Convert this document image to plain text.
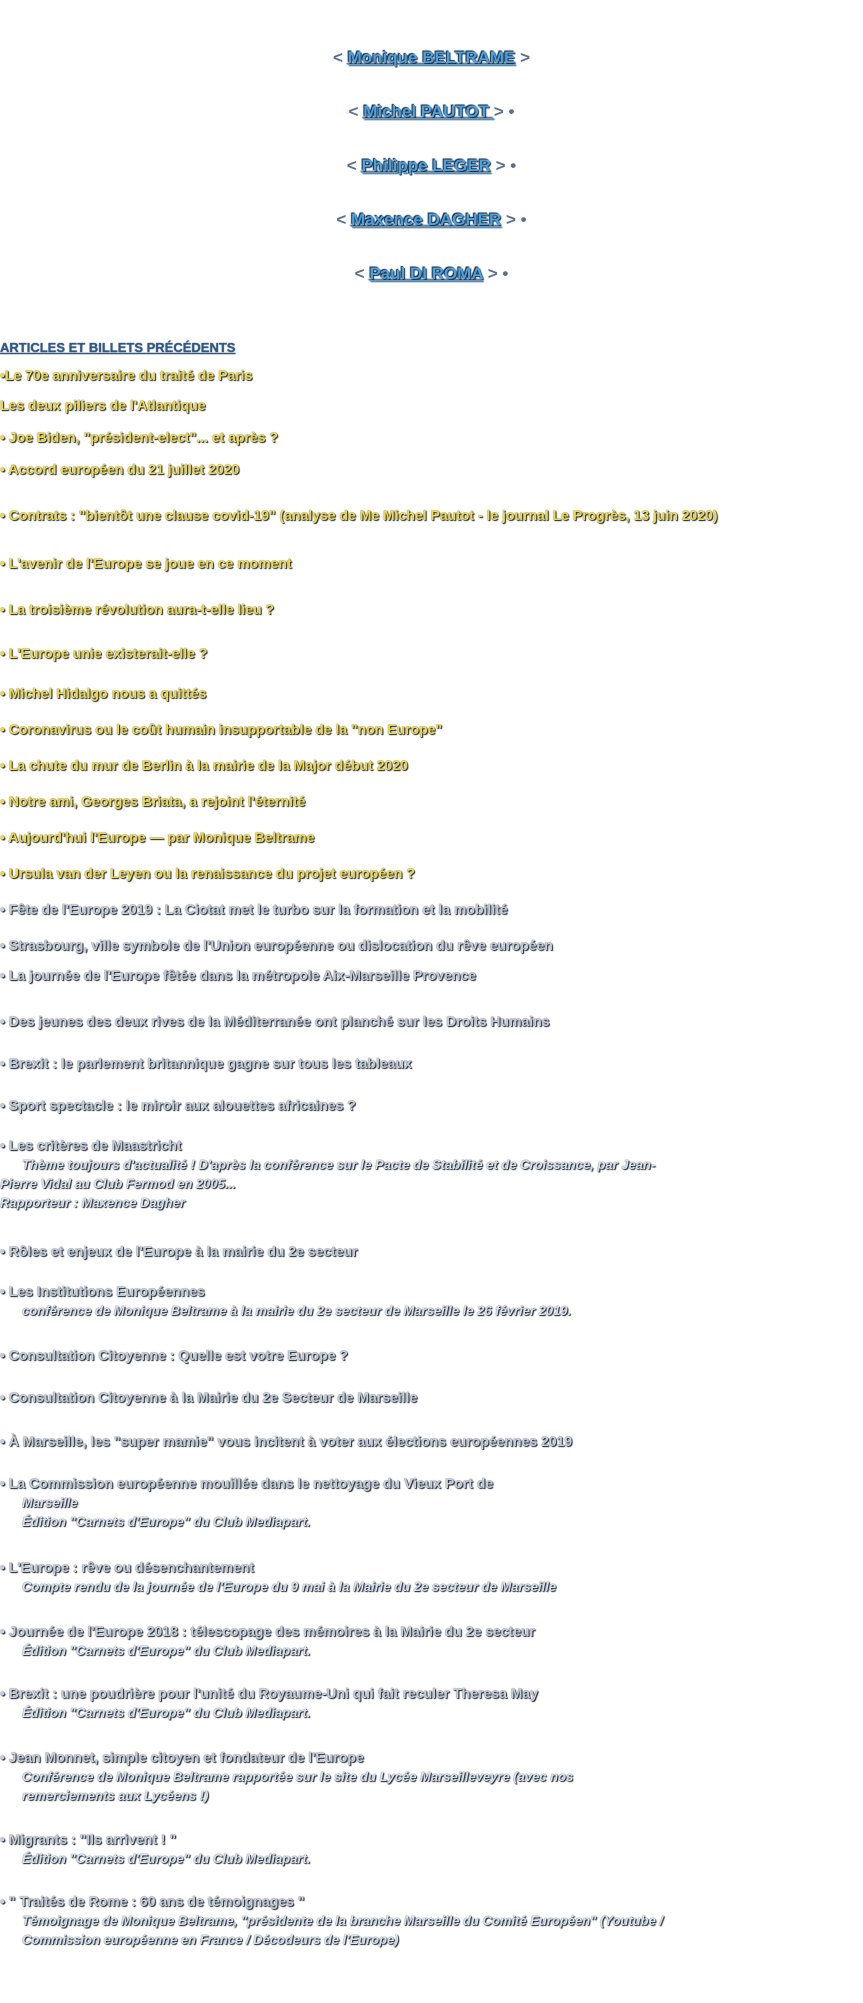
< Monique BELTRAME >
< Michel PAUTOT > •
< Philippe LEGER > •
< Maxence DAGHER > •
< Paul DI ROMA > •
ARTICLES ET BILLETS PRÉCÉDENTS
•Le 70e anniversaire du traité de Paris
Les deux piliers de l'Atlantique
• Joe Biden, "président-elect"... et après ?
• Accord européen du 21 juillet 2020
• Contrats : "bientôt une clause covid-19" (analyse de Me Michel Pautot - le journal Le Progrès, 13 juin 2020)
• L'avenir de l'Europe se joue en ce moment
• La troisième révolution aura-t-elle lieu ?
• L'Europe unie existerait-elle ?
• Michel Hidalgo nous a quittés
• Coronavirus ou le coût humain insupportable de la "non Europe"
• La chute du mur de Berlin à la mairie de la Major début 2020
• Notre ami, Georges Briata, a rejoint l'éternité
• Aujourd'hui l'Europe — par Monique Beltrame
• Ursula van der Leyen ou la renaissance du projet européen ?
• Fête de l'Europe 2019 : La Ciotat met le turbo sur la formation et la mobilité
• Strasbourg, ville symbole de l'Union européenne ou dislocation du rêve européen
• La journée de l'Europe fêtée dans la métropole Aix-Marseille Provence
• Des jeunes des deux rives de la Méditerranée ont planché sur les Droits Humains
• Brexit : le parlement britannique gagne sur tous les tableaux
• Sport spectacle : le miroir aux alouettes africaines ?
• Les critères de Maastricht
Thème toujours d'actualité ! D'après la conférence sur le Pacte de Stabilité et de Croissance, par Jean-
Pierre Vidal au Club Fermod en 2005...
Rapporteur : Maxence Dagher
• Rôles et enjeux de l'Europe à la mairie du 2e secteur
• Les Institutions Européennes
conférence de Monique Beltrame à la mairie du 2e secteur de Marseille le 26 février 2019.
• Consultation Citoyenne : Quelle est votre Europe ?
• Consultation Citoyenne à la Mairie du 2e Secteur de Marseille
• À Marseille, les "super mamie" vous incitent à voter aux élections européennes 2019
• La Commission européenne mouillée dans le nettoyage du Vieux Port de
Marseille
Édition "Carnets d'Europe" du Club Mediapart.
• L'Europe : rêve ou désenchantement
Compte rendu de la journée de l'Europe du 9 mai à la Mairie du 2e secteur de Marseille
• Journée de l'Europe 2018 : télescopage des mémoires à la Mairie du 2e secteur
Édition "Carnets d'Europe" du Club Mediapart.
• Brexit : une poudrière pour l'unité du Royaume-Uni qui fait reculer Theresa May
Édition "Carnets d'Europe" du Club Mediapart.
• Jean Monnet, simple citoyen et fondateur de l'Europe
Conférence de Monique Beltrame rapportée sur le site du Lycée Marseilleveyre (avec nos
remerciements aux Lycéens !)
• Migrants : "Ils arrivent ! "
Édition "Carnets d'Europe" du Club Mediapart.
• " Traités de Rome : 60 ans de témoignages "
Témoignage de Monique Beltrame, "présidente de la branche Marseille du Comité Européen" (Youtube /
Commission européenne en France / Décodeurs de l'Europe)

◆ ◆ ◆ ◆

Repeat the data exactly. No pictures should appear.

Convert this document image to plain text.
< Monique BELTRAME >
< Michel PAUTOT > •
< Philippe LEGER > •
< Maxence DAGHER > •
< Paul DI ROMA > •
ARTICLES ET BILLETS PRÉCÉDENTS
•Le 70e anniversaire du traité de Paris
Les deux piliers de l'Atlantique
• Joe Biden, "président-elect"... et après ?
• Accord européen du 21 juillet 2020
• Contrats : "bientôt une clause covid-19" (analyse de Me Michel Pautot - le journal Le Progrès, 13 juin 2020)
• L'avenir de l'Europe se joue en ce moment
• La troisième révolution aura-t-elle lieu ?
• L'Europe unie existerait-elle ?
• Michel Hidalgo nous a quittés
• Coronavirus ou le coût humain insupportable de la "non Europe"
• La chute du mur de Berlin à la mairie de la Major début 2020
• Notre ami, Georges Briata, a rejoint l'éternité
• Aujourd'hui l'Europe — par Monique Beltrame
• Ursula van der Leyen ou la renaissance du projet européen ?
• Fête de l'Europe 2019 : La Ciotat met le turbo sur la formation et la mobilité
• Strasbourg, ville symbole de l'Union européenne ou dislocation du rêve européen
• La journée de l'Europe fêtée dans la métropole Aix-Marseille Provence
• Des jeunes des deux rives de la Méditerranée ont planché sur les Droits Humains
• Brexit : le parlement britannique gagne sur tous les tableaux
• Sport spectacle : le miroir aux alouettes africaines ?
• Les critères de Maastricht
Thème toujours d'actualité ! D'après la conférence sur le Pacte de Stabilité et de Croissance, par Jean-
Pierre Vidal au Club Fermod en 2005...
Rapporteur : Maxence Dagher
• Rôles et enjeux de l'Europe à la mairie du 2e secteur
• Les Institutions Européennes
conférence de Monique Beltrame à la mairie du 2e secteur de Marseille le 26 février 2019.
• Consultation Citoyenne : Quelle est votre Europe ?
• Consultation Citoyenne à la Mairie du 2e Secteur de Marseille
• À Marseille, les "super mamie" vous incitent à voter aux élections européennes 2019
• La Commission européenne mouillée dans le nettoyage du Vieux Port de
Marseille
Édition "Carnets d'Europe" du Club Mediapart.
• L'Europe : rêve ou désenchantement
Compte rendu de la journée de l'Europe du 9 mai à la Mairie du 2e secteur de Marseille
• Journée de l'Europe 2018 : télescopage des mémoires à la Mairie du 2e secteur
Édition "Carnets d'Europe" du Club Mediapart.
• Brexit : une poudrière pour l'unité du Royaume-Uni qui fait reculer Theresa May
Édition "Carnets d'Europe" du Club Mediapart.
• Jean Monnet, simple citoyen et fondateur de l'Europe
Conférence de Monique Beltrame rapportée sur le site du Lycée Marseilleveyre (avec nos
remerciements aux Lycéens !)
• Migrants : "Ils arrivent ! "
Édition "Carnets d'Europe" du Club Mediapart.
• " Traités de Rome : 60 ans de témoignages "
Témoignage de Monique Beltrame, "présidente de la branche Marseille du Comité Européen" (Youtube /
Commission européenne en France / Décodeurs de l'Europe)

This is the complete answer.